Records that describe figures:
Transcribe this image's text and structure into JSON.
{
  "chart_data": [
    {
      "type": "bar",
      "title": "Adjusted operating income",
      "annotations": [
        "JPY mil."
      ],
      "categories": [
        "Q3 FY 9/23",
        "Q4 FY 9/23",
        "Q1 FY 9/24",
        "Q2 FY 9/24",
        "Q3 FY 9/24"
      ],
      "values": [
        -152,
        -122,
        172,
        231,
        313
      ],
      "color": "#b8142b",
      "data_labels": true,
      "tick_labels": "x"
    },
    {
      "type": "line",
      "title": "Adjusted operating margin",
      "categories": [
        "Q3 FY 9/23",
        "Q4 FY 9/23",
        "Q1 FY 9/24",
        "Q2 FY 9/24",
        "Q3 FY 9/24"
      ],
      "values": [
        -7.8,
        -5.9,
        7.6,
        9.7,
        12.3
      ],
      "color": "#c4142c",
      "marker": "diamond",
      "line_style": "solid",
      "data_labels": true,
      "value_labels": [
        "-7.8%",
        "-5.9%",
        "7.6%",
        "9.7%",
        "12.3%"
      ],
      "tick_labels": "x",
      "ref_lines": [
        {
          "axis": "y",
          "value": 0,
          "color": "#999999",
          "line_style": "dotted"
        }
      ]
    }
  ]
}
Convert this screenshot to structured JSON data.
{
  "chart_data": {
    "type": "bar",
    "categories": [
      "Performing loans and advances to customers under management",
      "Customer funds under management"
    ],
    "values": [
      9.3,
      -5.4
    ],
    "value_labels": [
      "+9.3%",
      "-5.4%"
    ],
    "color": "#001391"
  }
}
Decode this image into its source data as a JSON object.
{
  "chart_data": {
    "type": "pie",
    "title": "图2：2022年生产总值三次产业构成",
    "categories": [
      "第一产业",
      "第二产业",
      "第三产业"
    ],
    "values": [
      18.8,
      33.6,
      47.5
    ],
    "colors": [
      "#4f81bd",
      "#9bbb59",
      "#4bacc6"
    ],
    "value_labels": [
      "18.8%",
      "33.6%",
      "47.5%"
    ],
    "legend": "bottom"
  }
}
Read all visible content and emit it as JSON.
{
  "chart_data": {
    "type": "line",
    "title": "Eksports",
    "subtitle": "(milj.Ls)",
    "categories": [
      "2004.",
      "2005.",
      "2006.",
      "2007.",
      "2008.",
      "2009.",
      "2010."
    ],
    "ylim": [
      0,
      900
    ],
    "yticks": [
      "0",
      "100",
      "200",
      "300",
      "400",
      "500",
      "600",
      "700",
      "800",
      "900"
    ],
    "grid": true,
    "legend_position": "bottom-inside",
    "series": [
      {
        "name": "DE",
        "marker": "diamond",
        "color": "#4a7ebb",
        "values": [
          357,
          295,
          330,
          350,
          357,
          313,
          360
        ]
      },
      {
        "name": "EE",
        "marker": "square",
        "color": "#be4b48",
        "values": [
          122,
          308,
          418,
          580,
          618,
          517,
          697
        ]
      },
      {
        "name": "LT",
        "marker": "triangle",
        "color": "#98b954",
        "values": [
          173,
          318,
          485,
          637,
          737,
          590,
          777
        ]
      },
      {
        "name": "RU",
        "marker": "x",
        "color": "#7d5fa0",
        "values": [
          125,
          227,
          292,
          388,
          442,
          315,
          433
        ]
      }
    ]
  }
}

What to do >> Make an exact copy of the listing, including every line.

Correct answer >>
Transcribe this image's text and structure into JSON.
{
  "chart_data": [
    {
      "type": "bar",
      "title": "Adjusted operating income",
      "annotations": [
        "JPY mil."
      ],
      "categories": [
        "Q3 FY 9/23",
        "Q4 FY 9/23",
        "Q1 FY 9/24",
        "Q2 FY 9/24",
        "Q3 FY 9/24"
      ],
      "values": [
        -152,
        -122,
        172,
        231,
        313
      ],
      "color": "#b8142b",
      "data_labels": true,
      "tick_labels": "x"
    },
    {
      "type": "line",
      "title": "Adjusted operating margin",
      "categories": [
        "Q3 FY 9/23",
        "Q4 FY 9/23",
        "Q1 FY 9/24",
        "Q2 FY 9/24",
        "Q3 FY 9/24"
      ],
      "values": [
        -7.8,
        -5.9,
        7.6,
        9.7,
        12.3
      ],
      "color": "#c4142c",
      "marker": "diamond",
      "line_style": "solid",
      "data_labels": true,
      "value_labels": [
        "-7.8%",
        "-5.9%",
        "7.6%",
        "9.7%",
        "12.3%"
      ],
      "tick_labels": "x",
      "ref_lines": [
        {
          "axis": "y",
          "value": 0,
          "color": "#999999",
          "line_style": "dotted"
        }
      ]
    }
  ]
}
Convert this screenshot to structured JSON data.
{
  "chart_data": {
    "type": "bar",
    "categories": [
      "Performing loans and advances to customers under management",
      "Customer funds under management"
    ],
    "values": [
      9.3,
      -5.4
    ],
    "value_labels": [
      "+9.3%",
      "-5.4%"
    ],
    "color": "#001391"
  }
}
Decode this image into its source data as a JSON object.
{
  "chart_data": {
    "type": "pie",
    "title": "图2：2022年生产总值三次产业构成",
    "categories": [
      "第一产业",
      "第二产业",
      "第三产业"
    ],
    "values": [
      18.8,
      33.6,
      47.5
    ],
    "colors": [
      "#4f81bd",
      "#9bbb59",
      "#4bacc6"
    ],
    "value_labels": [
      "18.8%",
      "33.6%",
      "47.5%"
    ],
    "legend": "bottom"
  }
}
Read all visible content and emit it as JSON.
{
  "chart_data": {
    "type": "line",
    "title": "Eksports",
    "subtitle": "(milj.Ls)",
    "categories": [
      "2004.",
      "2005.",
      "2006.",
      "2007.",
      "2008.",
      "2009.",
      "2010."
    ],
    "ylim": [
      0,
      900
    ],
    "yticks": [
      "0",
      "100",
      "200",
      "300",
      "400",
      "500",
      "600",
      "700",
      "800",
      "900"
    ],
    "grid": true,
    "legend_position": "bottom-inside",
    "series": [
      {
        "name": "DE",
        "marker": "diamond",
        "color": "#4a7ebb",
        "values": [
          357,
          295,
          330,
          350,
          357,
          313,
          360
        ]
      },
      {
        "name": "EE",
        "marker": "square",
        "color": "#be4b48",
        "values": [
          122,
          308,
          418,
          580,
          618,
          517,
          697
        ]
      },
      {
        "name": "LT",
        "marker": "triangle",
        "color": "#98b954",
        "values": [
          173,
          318,
          485,
          637,
          737,
          590,
          777
        ]
      },
      {
        "name": "RU",
        "marker": "x",
        "color": "#7d5fa0",
        "values": [
          125,
          227,
          292,
          388,
          442,
          315,
          433
        ]
      }
    ]
  }
}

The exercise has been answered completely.